◆ WHAT THE TASK REQUIRES: Please transcribe the records precisely; pictures stay out of your copy.

◆ EXERCISE MATERIALS:
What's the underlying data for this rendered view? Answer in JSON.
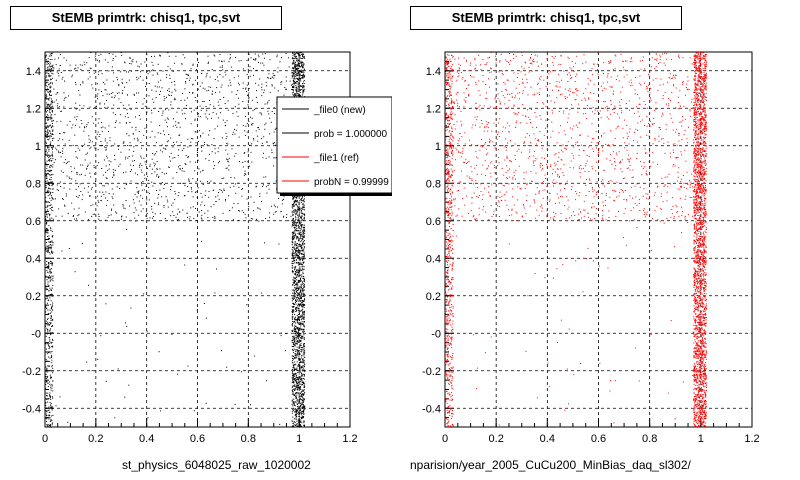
{
  "panels": [
    {
      "title": "StEMB primtrk: chisq1, tpc,svt",
      "xaxis_title": "st_physics_6048025_raw_1020002",
      "color": "#000000"
    },
    {
      "title": "StEMB primtrk: chisq1, tpc,svt",
      "xaxis_title": "nparision/year_2005_CuCu200_MinBias_daq_sl302/",
      "color": "#ff0000"
    }
  ],
  "legend": {
    "entries": [
      {
        "label": "_file0 (new)",
        "color": "#000000"
      },
      {
        "label": "prob = 1.000000",
        "color": "#000000"
      },
      {
        "label": "_file1 (ref)",
        "color": "#ff0000"
      },
      {
        "label": "probN = 0.99999",
        "color": "#ff0000"
      }
    ]
  },
  "chart_data": [
    {
      "type": "scatter",
      "title": "StEMB primtrk: chisq1, tpc,svt",
      "xlabel": "st_physics_6048025_raw_1020002",
      "ylabel": "",
      "xlim": [
        0,
        1.2
      ],
      "ylim": [
        -0.5,
        1.5
      ],
      "xticks": [
        "0",
        "0.2",
        "0.4",
        "0.6",
        "0.8",
        "1",
        "1.2"
      ],
      "yticks": [
        "-0.4",
        "-0.2",
        "-0",
        "0.2",
        "0.4",
        "0.6",
        "0.8",
        "1",
        "1.2",
        "1.4"
      ],
      "grid": true,
      "series": [
        {
          "name": "_file0 (new)",
          "color": "#000000",
          "bands": [
            {
              "x": [
                0.0,
                0.03
              ],
              "y": [
                -0.5,
                1.5
              ],
              "density": "high"
            },
            {
              "x": [
                0.97,
                1.02
              ],
              "y": [
                -0.5,
                1.5
              ],
              "density": "very-high"
            },
            {
              "x": [
                0.0,
                1.0
              ],
              "y": [
                0.6,
                1.5
              ],
              "density": "medium"
            },
            {
              "x": [
                0.0,
                1.0
              ],
              "y": [
                -0.5,
                0.6
              ],
              "density": "sparse"
            }
          ]
        }
      ]
    },
    {
      "type": "scatter",
      "title": "StEMB primtrk: chisq1, tpc,svt",
      "xlabel": "nparision/year_2005_CuCu200_MinBias_daq_sl302/",
      "ylabel": "",
      "xlim": [
        0,
        1.2
      ],
      "ylim": [
        -0.5,
        1.5
      ],
      "xticks": [
        "0",
        "0.2",
        "0.4",
        "0.6",
        "0.8",
        "1",
        "1.2"
      ],
      "yticks": [
        "-0.4",
        "-0.2",
        "-0",
        "0.2",
        "0.4",
        "0.6",
        "0.8",
        "1",
        "1.2",
        "1.4"
      ],
      "grid": true,
      "series": [
        {
          "name": "_file1 (ref)",
          "color": "#ff0000",
          "bands": [
            {
              "x": [
                0.0,
                0.03
              ],
              "y": [
                -0.5,
                1.5
              ],
              "density": "high"
            },
            {
              "x": [
                0.97,
                1.02
              ],
              "y": [
                -0.5,
                1.5
              ],
              "density": "very-high"
            },
            {
              "x": [
                0.0,
                1.0
              ],
              "y": [
                0.6,
                1.5
              ],
              "density": "medium"
            },
            {
              "x": [
                0.0,
                1.0
              ],
              "y": [
                -0.5,
                0.6
              ],
              "density": "sparse"
            }
          ]
        }
      ]
    }
  ]
}
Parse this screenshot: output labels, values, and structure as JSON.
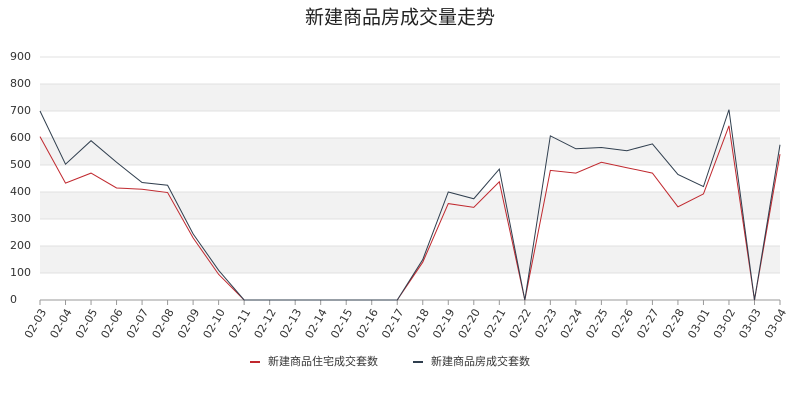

◆ SOLUTION FOR THIS TASK:
What's the underlying data for this rendered view? Answer in JSON.
{
  "panels": [
    {
      "title": "StEMB primtrk: chisq1, tpc,svt",
      "xaxis_title": "st_physics_6048025_raw_1020002",
      "color": "#000000"
    },
    {
      "title": "StEMB primtrk: chisq1, tpc,svt",
      "xaxis_title": "nparision/year_2005_CuCu200_MinBias_daq_sl302/",
      "color": "#ff0000"
    }
  ],
  "legend": {
    "entries": [
      {
        "label": "_file0 (new)",
        "color": "#000000"
      },
      {
        "label": "prob = 1.000000",
        "color": "#000000"
      },
      {
        "label": "_file1 (ref)",
        "color": "#ff0000"
      },
      {
        "label": "probN = 0.99999",
        "color": "#ff0000"
      }
    ]
  },
  "chart_data": [
    {
      "type": "scatter",
      "title": "StEMB primtrk: chisq1, tpc,svt",
      "xlabel": "st_physics_6048025_raw_1020002",
      "ylabel": "",
      "xlim": [
        0,
        1.2
      ],
      "ylim": [
        -0.5,
        1.5
      ],
      "xticks": [
        "0",
        "0.2",
        "0.4",
        "0.6",
        "0.8",
        "1",
        "1.2"
      ],
      "yticks": [
        "-0.4",
        "-0.2",
        "-0",
        "0.2",
        "0.4",
        "0.6",
        "0.8",
        "1",
        "1.2",
        "1.4"
      ],
      "grid": true,
      "series": [
        {
          "name": "_file0 (new)",
          "color": "#000000",
          "bands": [
            {
              "x": [
                0.0,
                0.03
              ],
              "y": [
                -0.5,
                1.5
              ],
              "density": "high"
            },
            {
              "x": [
                0.97,
                1.02
              ],
              "y": [
                -0.5,
                1.5
              ],
              "density": "very-high"
            },
            {
              "x": [
                0.0,
                1.0
              ],
              "y": [
                0.6,
                1.5
              ],
              "density": "medium"
            },
            {
              "x": [
                0.0,
                1.0
              ],
              "y": [
                -0.5,
                0.6
              ],
              "density": "sparse"
            }
          ]
        }
      ]
    },
    {
      "type": "scatter",
      "title": "StEMB primtrk: chisq1, tpc,svt",
      "xlabel": "nparision/year_2005_CuCu200_MinBias_daq_sl302/",
      "ylabel": "",
      "xlim": [
        0,
        1.2
      ],
      "ylim": [
        -0.5,
        1.5
      ],
      "xticks": [
        "0",
        "0.2",
        "0.4",
        "0.6",
        "0.8",
        "1",
        "1.2"
      ],
      "yticks": [
        "-0.4",
        "-0.2",
        "-0",
        "0.2",
        "0.4",
        "0.6",
        "0.8",
        "1",
        "1.2",
        "1.4"
      ],
      "grid": true,
      "series": [
        {
          "name": "_file1 (ref)",
          "color": "#ff0000",
          "bands": [
            {
              "x": [
                0.0,
                0.03
              ],
              "y": [
                -0.5,
                1.5
              ],
              "density": "high"
            },
            {
              "x": [
                0.97,
                1.02
              ],
              "y": [
                -0.5,
                1.5
              ],
              "density": "very-high"
            },
            {
              "x": [
                0.0,
                1.0
              ],
              "y": [
                0.6,
                1.5
              ],
              "density": "medium"
            },
            {
              "x": [
                0.0,
                1.0
              ],
              "y": [
                -0.5,
                0.6
              ],
              "density": "sparse"
            }
          ]
        }
      ]
    }
  ]
}
Parse this screenshot: output labels, values, and structure as JSON.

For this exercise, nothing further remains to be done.